** Given exercise **
Starting at the line with "Transcribe this image's", return every line through the final one of the data, word for word. Pictures stay out.

* begin Data for the task *

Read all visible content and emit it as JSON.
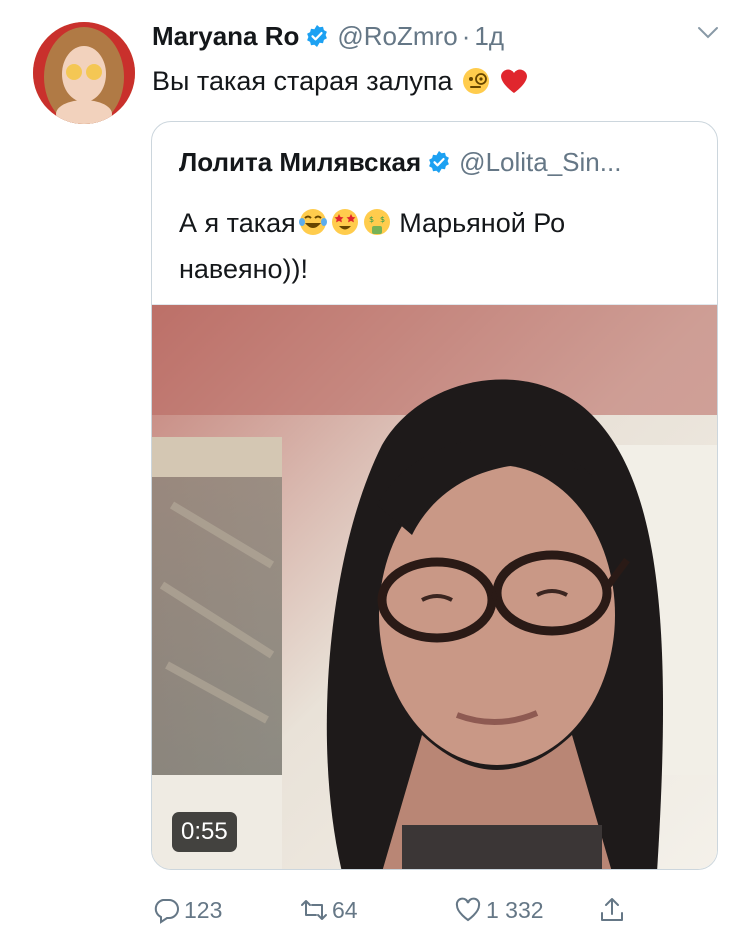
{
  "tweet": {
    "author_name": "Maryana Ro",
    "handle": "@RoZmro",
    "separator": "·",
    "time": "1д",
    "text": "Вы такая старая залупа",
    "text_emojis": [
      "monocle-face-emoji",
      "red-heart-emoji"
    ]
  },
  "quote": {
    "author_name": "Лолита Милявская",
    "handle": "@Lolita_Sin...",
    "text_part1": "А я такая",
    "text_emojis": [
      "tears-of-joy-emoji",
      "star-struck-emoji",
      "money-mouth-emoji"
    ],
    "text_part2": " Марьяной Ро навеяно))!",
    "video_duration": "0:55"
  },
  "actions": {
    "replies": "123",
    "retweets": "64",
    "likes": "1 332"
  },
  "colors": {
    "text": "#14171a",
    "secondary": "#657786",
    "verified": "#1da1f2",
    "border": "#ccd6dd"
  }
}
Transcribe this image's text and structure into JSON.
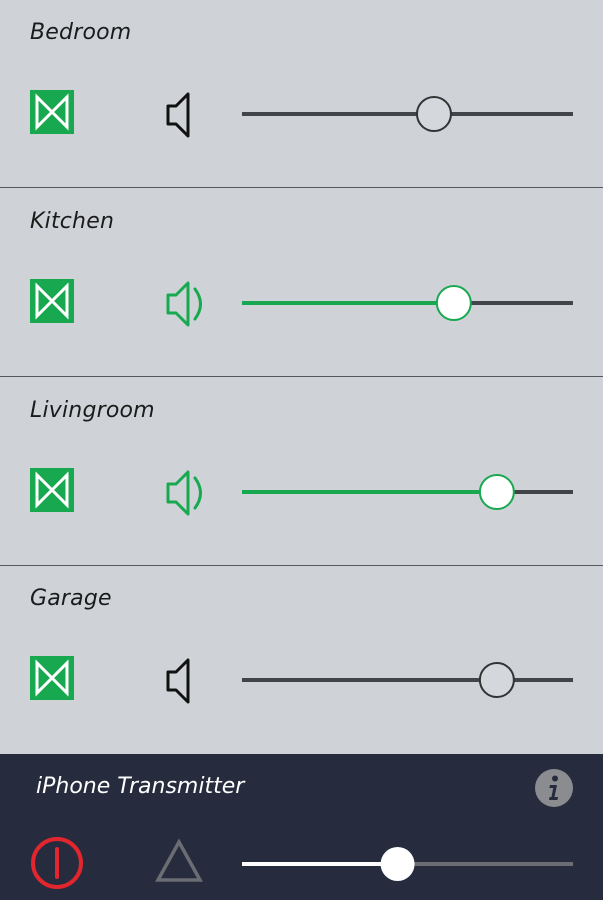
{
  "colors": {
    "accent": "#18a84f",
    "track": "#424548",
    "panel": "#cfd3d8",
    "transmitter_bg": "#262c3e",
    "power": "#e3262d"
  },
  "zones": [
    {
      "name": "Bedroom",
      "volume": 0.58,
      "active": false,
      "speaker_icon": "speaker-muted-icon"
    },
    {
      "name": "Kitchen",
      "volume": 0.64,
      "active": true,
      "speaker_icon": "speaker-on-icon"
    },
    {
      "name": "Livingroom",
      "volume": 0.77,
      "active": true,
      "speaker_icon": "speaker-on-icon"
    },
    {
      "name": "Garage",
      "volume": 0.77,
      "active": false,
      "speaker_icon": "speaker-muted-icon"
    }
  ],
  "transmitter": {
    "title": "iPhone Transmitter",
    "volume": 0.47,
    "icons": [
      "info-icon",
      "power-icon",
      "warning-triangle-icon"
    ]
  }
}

* end Data for the task *

** Exercise result **
Transcribe this image's text and structure into JSON.
{
  "colors": {
    "accent": "#18a84f",
    "track": "#424548",
    "panel": "#cfd3d8",
    "transmitter_bg": "#262c3e",
    "power": "#e3262d"
  },
  "zones": [
    {
      "name": "Bedroom",
      "volume": 0.58,
      "active": false,
      "speaker_icon": "speaker-muted-icon"
    },
    {
      "name": "Kitchen",
      "volume": 0.64,
      "active": true,
      "speaker_icon": "speaker-on-icon"
    },
    {
      "name": "Livingroom",
      "volume": 0.77,
      "active": true,
      "speaker_icon": "speaker-on-icon"
    },
    {
      "name": "Garage",
      "volume": 0.77,
      "active": false,
      "speaker_icon": "speaker-muted-icon"
    }
  ],
  "transmitter": {
    "title": "iPhone Transmitter",
    "volume": 0.47,
    "icons": [
      "info-icon",
      "power-icon",
      "warning-triangle-icon"
    ]
  }
}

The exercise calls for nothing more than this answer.